Omit the images, then output each of the records below exactly.

►

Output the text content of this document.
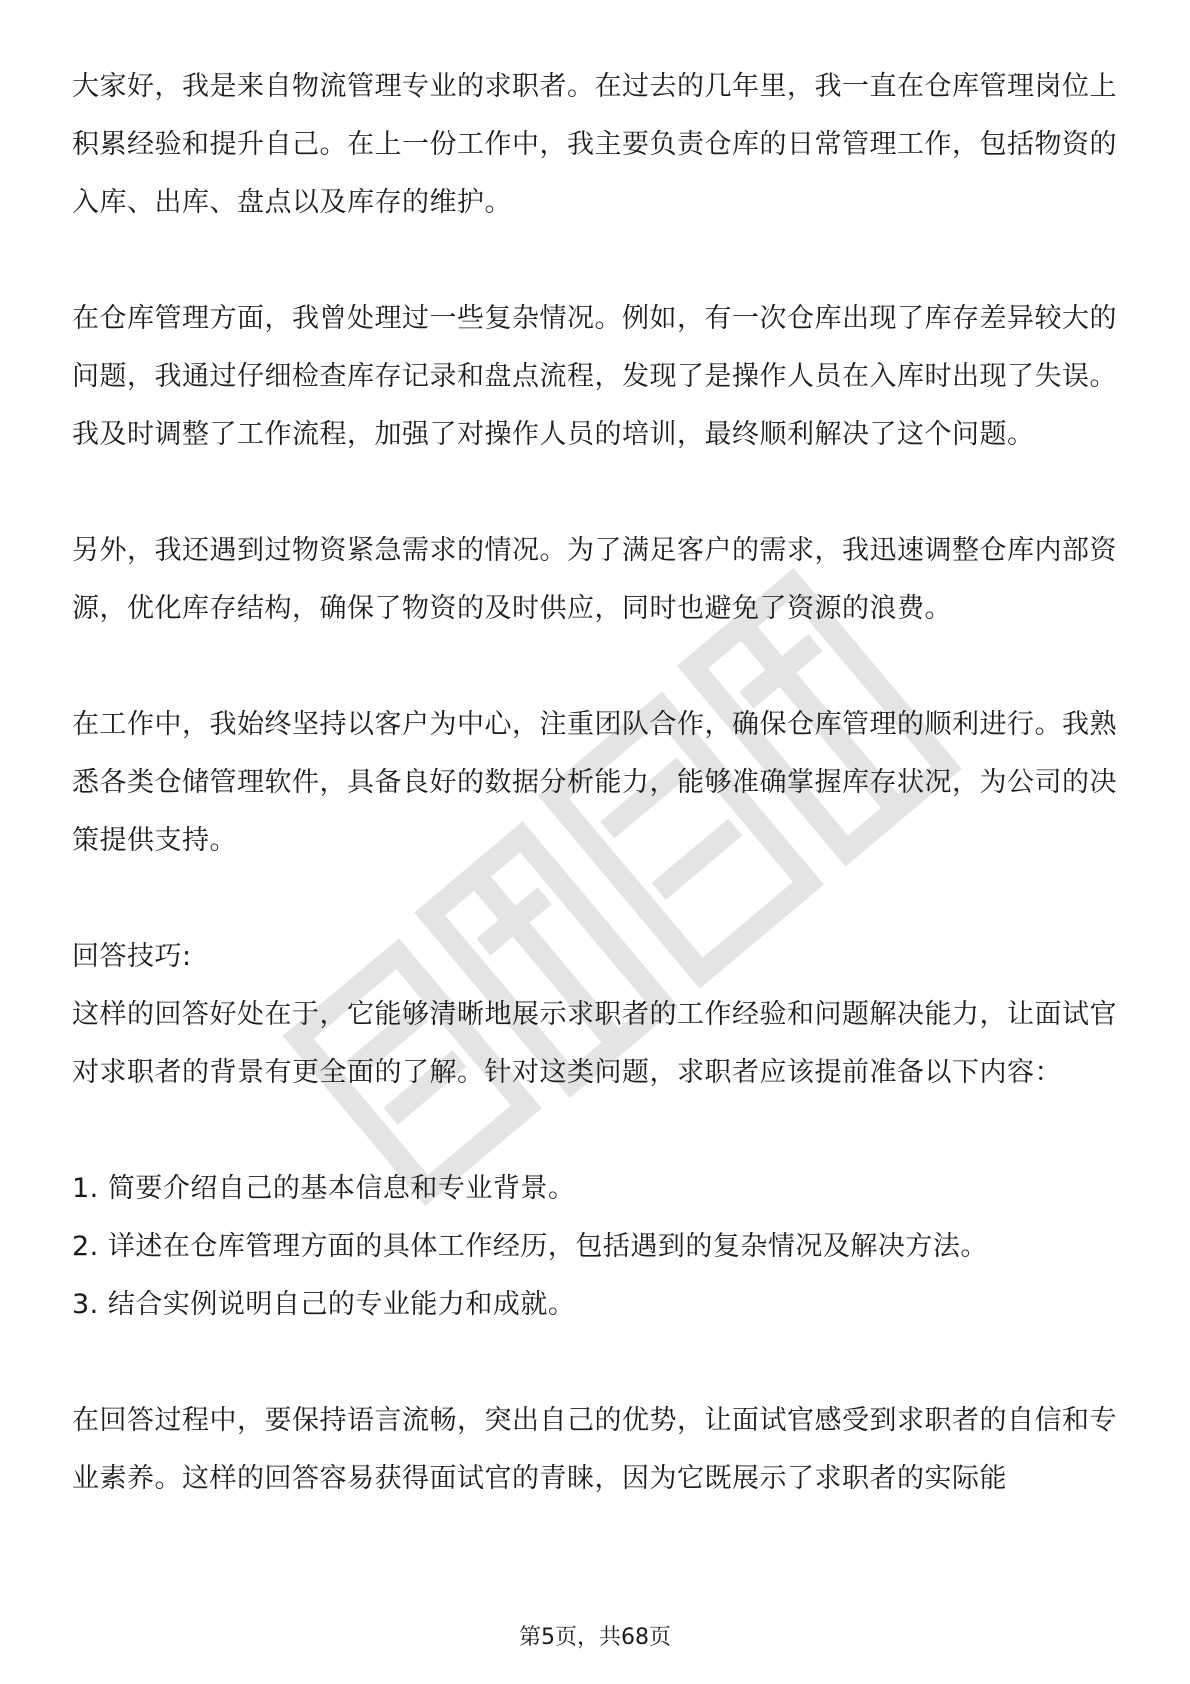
大家好，我是来自物流管理专业的求职者。在过去的几年里，我一直在仓库管理岗位上积累经验和提升自己。在上一份工作中，我主要负责仓库的日常管理工作，包括物资的入库、出库、盘点以及库存的维护。

在仓库管理方面，我曾处理过一些复杂情况。例如，有一次仓库出现了库存差异较大的问题，我通过仔细检查库存记录和盘点流程，发现了是操作人员在入库时出现了失误。我及时调整了工作流程，加强了对操作人员的培训，最终顺利解决了这个问题。

另外，我还遇到过物资紧急需求的情况。为了满足客户的需求，我迅速调整仓库内部资源，优化库存结构，确保了物资的及时供应，同时也避免了资源的浪费。

在工作中，我始终坚持以客户为中心，注重团队合作，确保仓库管理的顺利进行。我熟悉各类仓储管理软件，具备良好的数据分析能力，能够准确掌握库存状况，为公司的决策提供支持。

回答技巧:

这样的回答好处在于，它能够清晰地展示求职者的工作经验和问题解决能力，让面试官对求职者的背景有更全面的了解。针对这类问题，求职者应该提前准备以下内容：

1. 简要介绍自己的基本信息和专业背景。

2. 详述在仓库管理方面的具体工作经历，包括遇到的复杂情况及解决方法。

3. 结合实例说明自己的专业能力和成就。

在回答过程中，要保持语言流畅，突出自己的优势，让面试官感受到求职者的自信和专业素养。这样的回答容易获得面试官的青睐，因为它既展示了求职者的实际能

第5页，共68页
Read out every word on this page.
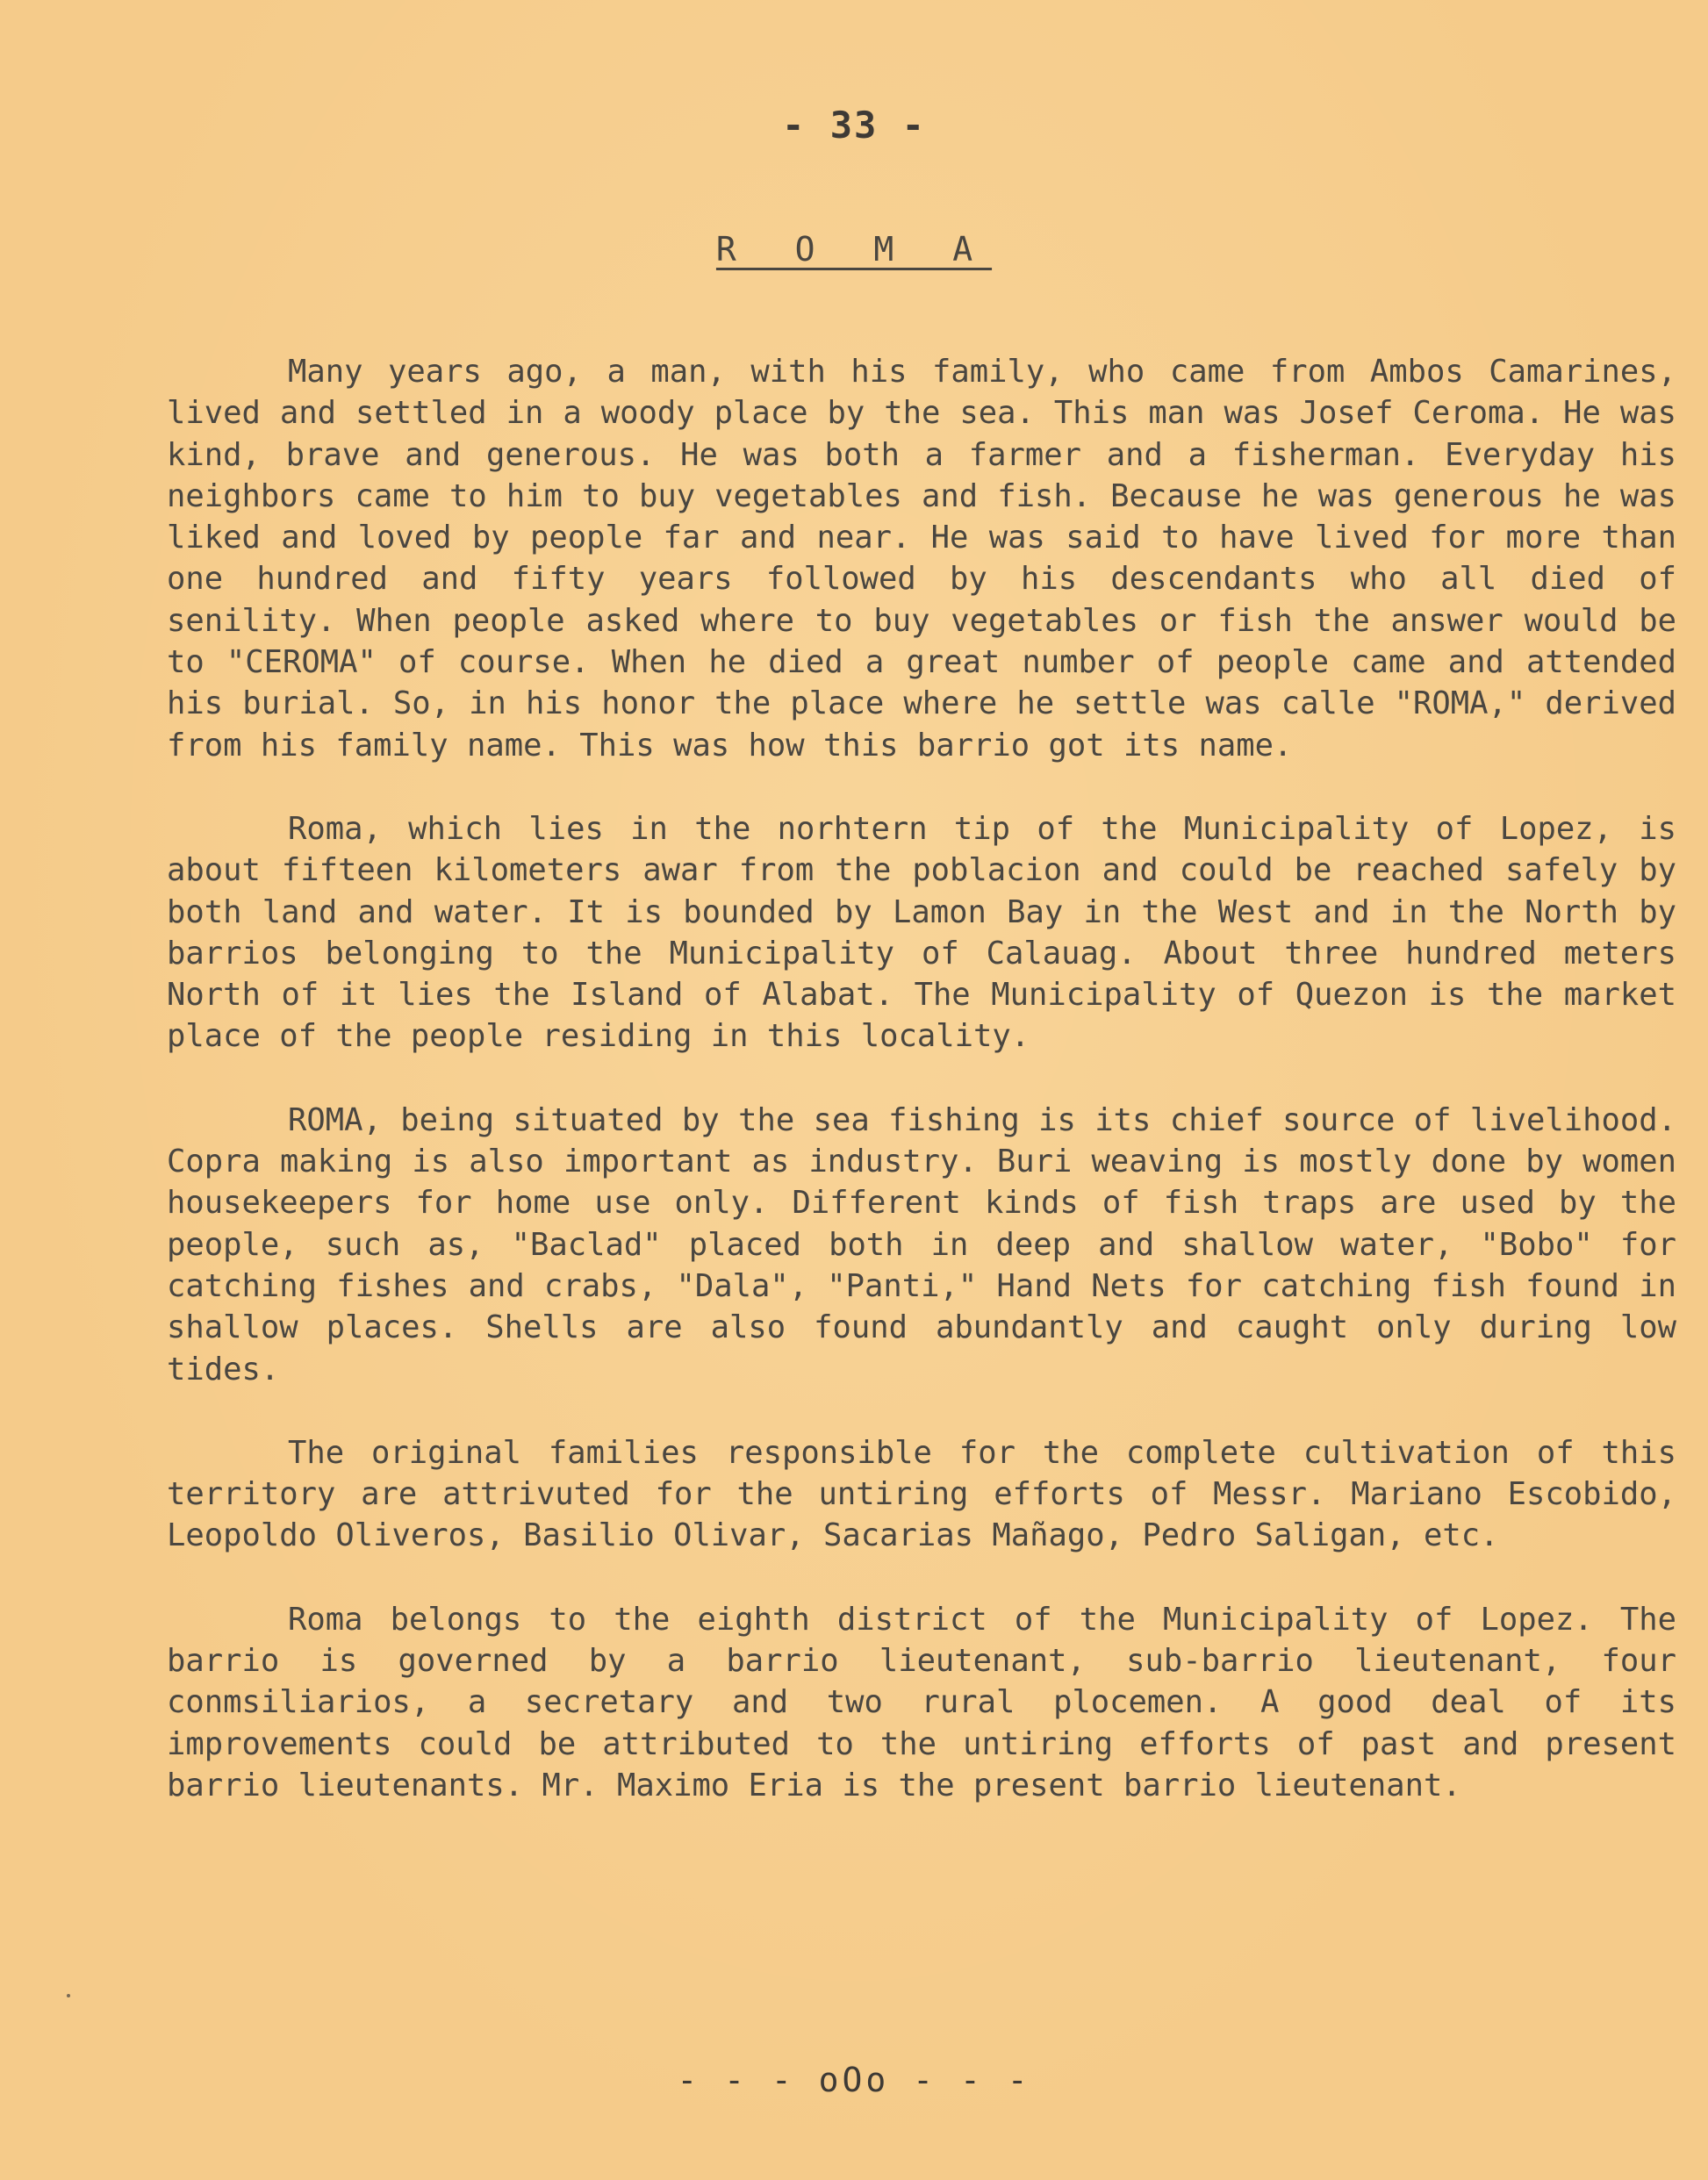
- 33 -
R O M A

Many years ago, a man, with his family, who came from Ambos Camarines, lived and settled in a woody place by the sea. This man was Josef Ceroma. He was kind, brave and generous. He was both a farmer and a fisherman. Everyday his neighbors came to him to buy vegetables and fish. Because he was generous he was liked and loved by people far and near. He was said to have lived for more than one hundred and fifty years followed by his descendants who all died of senility. When people asked where to buy vegetables or fish the answer would be to "CEROMA" of course. When he died a great number of people came and attended his burial. So, in his honor the place where he settle was calle "ROMA," derived from his family name. This was how this barrio got its name.

Roma, which lies in the norhtern tip of the Municipality of Lopez, is about fifteen kilometers awar from the poblacion and could be reached safely by both land and water. It is bounded by Lamon Bay in the West and in the North by barrios belonging to the Municipality of Calauag. About three hundred meters North of it lies the Island of Alabat. The Municipality of Quezon is the market place of the people residing in this locality.

ROMA, being situated by the sea fishing is its chief source of livelihood. Copra making is also important as industry. Buri weaving is mostly done by women housekeepers for home use only. Different kinds of fish traps are used by the people, such as, "Baclad" placed both in deep and shallow water, "Bobo" for catching fishes and crabs, "Dala", "Panti," Hand Nets for catching fish found in shallow places. Shells are also found abundantly and caught only during low tides.

The original families responsible for the complete cultivation of this territory are attrivuted for the untiring efforts of Messr. Mariano Escobido, Leopoldo Oliveros, Basilio Olivar, Sacarias Mañago, Pedro Saligan, etc.

Roma belongs to the eighth district of the Municipality of Lopez. The barrio is governed by a barrio lieutenant, sub-barrio lieutenant, four conmsiliarios, a secretary and two rural plocemen. A good deal of its improvements could be attributed to the untiring efforts of past and present barrio lieutenants. Mr. Maximo Eria is the present barrio lieutenant.

- - - oOo - - -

◄

Exercise result ->
Output the text content of this document.
大家好，我是来自物流管理专业的求职者。在过去的几年里，我一直在仓库管理岗位上积累经验和提升自己。在上一份工作中，我主要负责仓库的日常管理工作，包括物资的入库、出库、盘点以及库存的维护。

在仓库管理方面，我曾处理过一些复杂情况。例如，有一次仓库出现了库存差异较大的问题，我通过仔细检查库存记录和盘点流程，发现了是操作人员在入库时出现了失误。我及时调整了工作流程，加强了对操作人员的培训，最终顺利解决了这个问题。

另外，我还遇到过物资紧急需求的情况。为了满足客户的需求，我迅速调整仓库内部资源，优化库存结构，确保了物资的及时供应，同时也避免了资源的浪费。

在工作中，我始终坚持以客户为中心，注重团队合作，确保仓库管理的顺利进行。我熟悉各类仓储管理软件，具备良好的数据分析能力，能够准确掌握库存状况，为公司的决策提供支持。

回答技巧:

这样的回答好处在于，它能够清晰地展示求职者的工作经验和问题解决能力，让面试官对求职者的背景有更全面的了解。针对这类问题，求职者应该提前准备以下内容：

1. 简要介绍自己的基本信息和专业背景。

2. 详述在仓库管理方面的具体工作经历，包括遇到的复杂情况及解决方法。

3. 结合实例说明自己的专业能力和成就。

在回答过程中，要保持语言流畅，突出自己的优势，让面试官感受到求职者的自信和专业素养。这样的回答容易获得面试官的青睐，因为它既展示了求职者的实际能

第5页，共68页
Read out every word on this page.
- 33 -
R O M A

Many years ago, a man, with his family, who came from Ambos Camarines, lived and settled in a woody place by the sea. This man was Josef Ceroma. He was kind, brave and generous. He was both a farmer and a fisherman. Everyday his neighbors came to him to buy vegetables and fish. Because he was generous he was liked and loved by people far and near. He was said to have lived for more than one hundred and fifty years followed by his descendants who all died of senility. When people asked where to buy vegetables or fish the answer would be to "CEROMA" of course. When he died a great number of people came and attended his burial. So, in his honor the place where he settle was calle "ROMA," derived from his family name. This was how this barrio got its name.

Roma, which lies in the norhtern tip of the Municipality of Lopez, is about fifteen kilometers awar from the poblacion and could be reached safely by both land and water. It is bounded by Lamon Bay in the West and in the North by barrios belonging to the Municipality of Calauag. About three hundred meters North of it lies the Island of Alabat. The Municipality of Quezon is the market place of the people residing in this locality.

ROMA, being situated by the sea fishing is its chief source of livelihood. Copra making is also important as industry. Buri weaving is mostly done by women housekeepers for home use only. Different kinds of fish traps are used by the people, such as, "Baclad" placed both in deep and shallow water, "Bobo" for catching fishes and crabs, "Dala", "Panti," Hand Nets for catching fish found in shallow places. Shells are also found abundantly and caught only during low tides.

The original families responsible for the complete cultivation of this territory are attrivuted for the untiring efforts of Messr. Mariano Escobido, Leopoldo Oliveros, Basilio Olivar, Sacarias Mañago, Pedro Saligan, etc.

Roma belongs to the eighth district of the Municipality of Lopez. The barrio is governed by a barrio lieutenant, sub-barrio lieutenant, four conmsiliarios, a secretary and two rural plocemen. A good deal of its improvements could be attributed to the untiring efforts of past and present barrio lieutenants. Mr. Maximo Eria is the present barrio lieutenant.

- - - oOo - - -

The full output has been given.